**Aim of the task**
In full and without alteration, repeat the material.

[Records from a data collection]
>> Start

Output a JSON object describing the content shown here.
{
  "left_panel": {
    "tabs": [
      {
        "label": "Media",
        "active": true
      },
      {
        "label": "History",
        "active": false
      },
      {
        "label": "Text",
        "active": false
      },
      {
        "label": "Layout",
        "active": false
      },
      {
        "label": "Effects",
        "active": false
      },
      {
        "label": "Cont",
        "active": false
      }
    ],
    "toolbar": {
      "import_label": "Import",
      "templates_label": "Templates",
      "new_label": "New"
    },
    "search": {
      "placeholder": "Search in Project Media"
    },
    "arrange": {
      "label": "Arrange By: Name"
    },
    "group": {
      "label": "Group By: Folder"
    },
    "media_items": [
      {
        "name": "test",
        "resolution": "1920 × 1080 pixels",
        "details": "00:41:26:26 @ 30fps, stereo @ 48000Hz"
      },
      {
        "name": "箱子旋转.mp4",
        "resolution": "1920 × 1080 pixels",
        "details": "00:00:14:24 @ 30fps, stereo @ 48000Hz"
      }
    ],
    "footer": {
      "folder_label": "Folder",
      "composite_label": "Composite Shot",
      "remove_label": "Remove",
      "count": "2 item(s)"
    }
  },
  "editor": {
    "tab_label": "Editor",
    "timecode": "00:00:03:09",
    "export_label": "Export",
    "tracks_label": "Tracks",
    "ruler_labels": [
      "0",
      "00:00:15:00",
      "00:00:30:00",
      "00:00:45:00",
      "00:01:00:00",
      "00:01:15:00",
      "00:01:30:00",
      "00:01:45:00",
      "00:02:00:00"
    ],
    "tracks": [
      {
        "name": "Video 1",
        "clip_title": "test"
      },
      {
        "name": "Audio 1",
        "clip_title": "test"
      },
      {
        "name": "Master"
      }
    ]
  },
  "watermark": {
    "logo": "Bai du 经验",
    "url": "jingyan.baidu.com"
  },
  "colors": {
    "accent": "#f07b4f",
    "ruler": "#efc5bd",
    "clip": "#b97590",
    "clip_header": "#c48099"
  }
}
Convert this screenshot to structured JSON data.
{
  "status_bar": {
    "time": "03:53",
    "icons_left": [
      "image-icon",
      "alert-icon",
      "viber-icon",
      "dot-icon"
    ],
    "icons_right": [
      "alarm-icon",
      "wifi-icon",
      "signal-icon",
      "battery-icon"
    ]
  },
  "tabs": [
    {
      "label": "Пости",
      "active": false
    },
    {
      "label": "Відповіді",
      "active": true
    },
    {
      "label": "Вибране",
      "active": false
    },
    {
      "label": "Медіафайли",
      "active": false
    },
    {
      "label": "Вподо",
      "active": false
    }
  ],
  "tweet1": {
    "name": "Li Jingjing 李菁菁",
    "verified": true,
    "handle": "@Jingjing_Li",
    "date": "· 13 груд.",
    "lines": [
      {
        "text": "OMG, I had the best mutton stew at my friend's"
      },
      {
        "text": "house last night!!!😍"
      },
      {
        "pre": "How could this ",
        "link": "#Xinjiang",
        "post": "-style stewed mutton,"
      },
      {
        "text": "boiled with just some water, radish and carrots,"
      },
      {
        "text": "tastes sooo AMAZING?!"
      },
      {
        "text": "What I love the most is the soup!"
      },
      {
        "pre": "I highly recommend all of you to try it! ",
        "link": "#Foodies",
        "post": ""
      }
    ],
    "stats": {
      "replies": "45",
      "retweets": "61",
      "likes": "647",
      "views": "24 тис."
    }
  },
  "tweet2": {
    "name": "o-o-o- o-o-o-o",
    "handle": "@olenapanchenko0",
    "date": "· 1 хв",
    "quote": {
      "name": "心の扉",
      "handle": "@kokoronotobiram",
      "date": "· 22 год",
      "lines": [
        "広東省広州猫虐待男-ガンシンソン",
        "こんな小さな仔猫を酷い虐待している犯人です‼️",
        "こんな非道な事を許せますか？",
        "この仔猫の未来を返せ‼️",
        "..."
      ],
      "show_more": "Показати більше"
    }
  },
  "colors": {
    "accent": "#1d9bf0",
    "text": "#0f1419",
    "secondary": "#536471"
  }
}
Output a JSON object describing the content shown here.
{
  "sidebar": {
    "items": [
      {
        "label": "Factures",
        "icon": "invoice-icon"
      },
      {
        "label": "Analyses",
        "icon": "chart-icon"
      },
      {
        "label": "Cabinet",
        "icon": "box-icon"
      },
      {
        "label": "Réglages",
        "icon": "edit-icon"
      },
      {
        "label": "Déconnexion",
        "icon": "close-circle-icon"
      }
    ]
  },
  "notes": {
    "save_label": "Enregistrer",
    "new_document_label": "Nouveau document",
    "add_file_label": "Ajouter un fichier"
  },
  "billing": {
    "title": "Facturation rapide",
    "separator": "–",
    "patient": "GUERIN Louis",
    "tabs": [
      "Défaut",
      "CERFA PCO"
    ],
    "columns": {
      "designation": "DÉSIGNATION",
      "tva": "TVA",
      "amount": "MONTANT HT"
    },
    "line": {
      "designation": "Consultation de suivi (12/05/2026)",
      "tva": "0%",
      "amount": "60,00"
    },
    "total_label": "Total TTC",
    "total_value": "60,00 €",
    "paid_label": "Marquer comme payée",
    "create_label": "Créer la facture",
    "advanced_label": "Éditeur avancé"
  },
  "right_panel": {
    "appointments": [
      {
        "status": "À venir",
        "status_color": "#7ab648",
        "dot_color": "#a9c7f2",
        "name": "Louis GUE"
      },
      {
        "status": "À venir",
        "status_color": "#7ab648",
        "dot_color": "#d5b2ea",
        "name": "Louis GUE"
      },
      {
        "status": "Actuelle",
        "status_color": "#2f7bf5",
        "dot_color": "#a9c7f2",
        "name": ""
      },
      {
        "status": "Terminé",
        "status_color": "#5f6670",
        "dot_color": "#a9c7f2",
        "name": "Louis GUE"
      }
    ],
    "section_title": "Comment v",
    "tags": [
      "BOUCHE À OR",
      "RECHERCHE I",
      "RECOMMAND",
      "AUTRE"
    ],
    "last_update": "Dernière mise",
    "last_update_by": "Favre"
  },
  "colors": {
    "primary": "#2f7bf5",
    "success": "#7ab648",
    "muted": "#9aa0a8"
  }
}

>> End

**Written solution**
Output a JSON object describing the content shown here.
{
  "left_panel": {
    "tabs": [
      {
        "label": "Media",
        "active": true
      },
      {
        "label": "History",
        "active": false
      },
      {
        "label": "Text",
        "active": false
      },
      {
        "label": "Layout",
        "active": false
      },
      {
        "label": "Effects",
        "active": false
      },
      {
        "label": "Cont",
        "active": false
      }
    ],
    "toolbar": {
      "import_label": "Import",
      "templates_label": "Templates",
      "new_label": "New"
    },
    "search": {
      "placeholder": "Search in Project Media"
    },
    "arrange": {
      "label": "Arrange By: Name"
    },
    "group": {
      "label": "Group By: Folder"
    },
    "media_items": [
      {
        "name": "test",
        "resolution": "1920 × 1080 pixels",
        "details": "00:41:26:26 @ 30fps, stereo @ 48000Hz"
      },
      {
        "name": "箱子旋转.mp4",
        "resolution": "1920 × 1080 pixels",
        "details": "00:00:14:24 @ 30fps, stereo @ 48000Hz"
      }
    ],
    "footer": {
      "folder_label": "Folder",
      "composite_label": "Composite Shot",
      "remove_label": "Remove",
      "count": "2 item(s)"
    }
  },
  "editor": {
    "tab_label": "Editor",
    "timecode": "00:00:03:09",
    "export_label": "Export",
    "tracks_label": "Tracks",
    "ruler_labels": [
      "0",
      "00:00:15:00",
      "00:00:30:00",
      "00:00:45:00",
      "00:01:00:00",
      "00:01:15:00",
      "00:01:30:00",
      "00:01:45:00",
      "00:02:00:00"
    ],
    "tracks": [
      {
        "name": "Video 1",
        "clip_title": "test"
      },
      {
        "name": "Audio 1",
        "clip_title": "test"
      },
      {
        "name": "Master"
      }
    ]
  },
  "watermark": {
    "logo": "Bai du 经验",
    "url": "jingyan.baidu.com"
  },
  "colors": {
    "accent": "#f07b4f",
    "ruler": "#efc5bd",
    "clip": "#b97590",
    "clip_header": "#c48099"
  }
}
Convert this screenshot to structured JSON data.
{
  "status_bar": {
    "time": "03:53",
    "icons_left": [
      "image-icon",
      "alert-icon",
      "viber-icon",
      "dot-icon"
    ],
    "icons_right": [
      "alarm-icon",
      "wifi-icon",
      "signal-icon",
      "battery-icon"
    ]
  },
  "tabs": [
    {
      "label": "Пости",
      "active": false
    },
    {
      "label": "Відповіді",
      "active": true
    },
    {
      "label": "Вибране",
      "active": false
    },
    {
      "label": "Медіафайли",
      "active": false
    },
    {
      "label": "Вподо",
      "active": false
    }
  ],
  "tweet1": {
    "name": "Li Jingjing 李菁菁",
    "verified": true,
    "handle": "@Jingjing_Li",
    "date": "· 13 груд.",
    "lines": [
      {
        "text": "OMG, I had the best mutton stew at my friend's"
      },
      {
        "text": "house last night!!!😍"
      },
      {
        "pre": "How could this ",
        "link": "#Xinjiang",
        "post": "-style stewed mutton,"
      },
      {
        "text": "boiled with just some water, radish and carrots,"
      },
      {
        "text": "tastes sooo AMAZING?!"
      },
      {
        "text": "What I love the most is the soup!"
      },
      {
        "pre": "I highly recommend all of you to try it! ",
        "link": "#Foodies",
        "post": ""
      }
    ],
    "stats": {
      "replies": "45",
      "retweets": "61",
      "likes": "647",
      "views": "24 тис."
    }
  },
  "tweet2": {
    "name": "o-o-o- o-o-o-o",
    "handle": "@olenapanchenko0",
    "date": "· 1 хв",
    "quote": {
      "name": "心の扉",
      "handle": "@kokoronotobiram",
      "date": "· 22 год",
      "lines": [
        "広東省広州猫虐待男-ガンシンソン",
        "こんな小さな仔猫を酷い虐待している犯人です‼️",
        "こんな非道な事を許せますか？",
        "この仔猫の未来を返せ‼️",
        "..."
      ],
      "show_more": "Показати більше"
    }
  },
  "colors": {
    "accent": "#1d9bf0",
    "text": "#0f1419",
    "secondary": "#536471"
  }
}
Output a JSON object describing the content shown here.
{
  "sidebar": {
    "items": [
      {
        "label": "Factures",
        "icon": "invoice-icon"
      },
      {
        "label": "Analyses",
        "icon": "chart-icon"
      },
      {
        "label": "Cabinet",
        "icon": "box-icon"
      },
      {
        "label": "Réglages",
        "icon": "edit-icon"
      },
      {
        "label": "Déconnexion",
        "icon": "close-circle-icon"
      }
    ]
  },
  "notes": {
    "save_label": "Enregistrer",
    "new_document_label": "Nouveau document",
    "add_file_label": "Ajouter un fichier"
  },
  "billing": {
    "title": "Facturation rapide",
    "separator": "–",
    "patient": "GUERIN Louis",
    "tabs": [
      "Défaut",
      "CERFA PCO"
    ],
    "columns": {
      "designation": "DÉSIGNATION",
      "tva": "TVA",
      "amount": "MONTANT HT"
    },
    "line": {
      "designation": "Consultation de suivi (12/05/2026)",
      "tva": "0%",
      "amount": "60,00"
    },
    "total_label": "Total TTC",
    "total_value": "60,00 €",
    "paid_label": "Marquer comme payée",
    "create_label": "Créer la facture",
    "advanced_label": "Éditeur avancé"
  },
  "right_panel": {
    "appointments": [
      {
        "status": "À venir",
        "status_color": "#7ab648",
        "dot_color": "#a9c7f2",
        "name": "Louis GUE"
      },
      {
        "status": "À venir",
        "status_color": "#7ab648",
        "dot_color": "#d5b2ea",
        "name": "Louis GUE"
      },
      {
        "status": "Actuelle",
        "status_color": "#2f7bf5",
        "dot_color": "#a9c7f2",
        "name": ""
      },
      {
        "status": "Terminé",
        "status_color": "#5f6670",
        "dot_color": "#a9c7f2",
        "name": "Louis GUE"
      }
    ],
    "section_title": "Comment v",
    "tags": [
      "BOUCHE À OR",
      "RECHERCHE I",
      "RECOMMAND",
      "AUTRE"
    ],
    "last_update": "Dernière mise",
    "last_update_by": "Favre"
  },
  "colors": {
    "primary": "#2f7bf5",
    "success": "#7ab648",
    "muted": "#9aa0a8"
  }
}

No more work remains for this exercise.